(Dataset excerpts)
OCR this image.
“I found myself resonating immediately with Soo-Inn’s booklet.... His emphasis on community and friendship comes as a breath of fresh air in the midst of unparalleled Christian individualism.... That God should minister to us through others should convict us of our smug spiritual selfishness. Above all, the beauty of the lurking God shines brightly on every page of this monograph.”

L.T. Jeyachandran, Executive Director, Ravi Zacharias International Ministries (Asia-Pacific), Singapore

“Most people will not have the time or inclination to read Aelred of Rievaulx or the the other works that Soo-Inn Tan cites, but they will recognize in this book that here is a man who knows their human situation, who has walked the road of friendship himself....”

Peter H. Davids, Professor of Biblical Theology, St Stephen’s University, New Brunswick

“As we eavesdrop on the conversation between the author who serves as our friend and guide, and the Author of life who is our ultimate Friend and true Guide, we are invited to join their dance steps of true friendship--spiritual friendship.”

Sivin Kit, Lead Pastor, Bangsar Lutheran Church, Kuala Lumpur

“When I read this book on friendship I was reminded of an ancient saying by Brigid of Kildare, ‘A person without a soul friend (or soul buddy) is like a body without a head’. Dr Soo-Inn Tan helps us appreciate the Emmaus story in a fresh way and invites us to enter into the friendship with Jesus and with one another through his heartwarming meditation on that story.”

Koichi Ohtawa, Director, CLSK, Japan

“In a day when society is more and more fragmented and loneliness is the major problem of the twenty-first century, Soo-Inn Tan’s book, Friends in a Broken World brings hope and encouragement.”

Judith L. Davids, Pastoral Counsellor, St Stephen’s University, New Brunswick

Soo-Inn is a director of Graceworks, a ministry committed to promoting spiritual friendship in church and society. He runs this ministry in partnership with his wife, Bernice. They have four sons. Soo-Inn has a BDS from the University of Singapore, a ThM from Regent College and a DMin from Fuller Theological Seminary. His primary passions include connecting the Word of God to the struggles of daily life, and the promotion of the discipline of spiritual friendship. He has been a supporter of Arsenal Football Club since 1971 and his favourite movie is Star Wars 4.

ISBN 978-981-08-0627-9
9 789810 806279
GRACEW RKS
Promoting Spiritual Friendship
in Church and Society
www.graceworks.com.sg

(Given instruction)
From the data above, pick out each line containing "Brunswick" and copy it.

(Right answer)
Peter H. Davids, Professor of Biblical Theology, St Stephen’s University, New Brunswick
Judith L. Davids, Pastoral Counsellor, St Stephen’s University, New Brunswick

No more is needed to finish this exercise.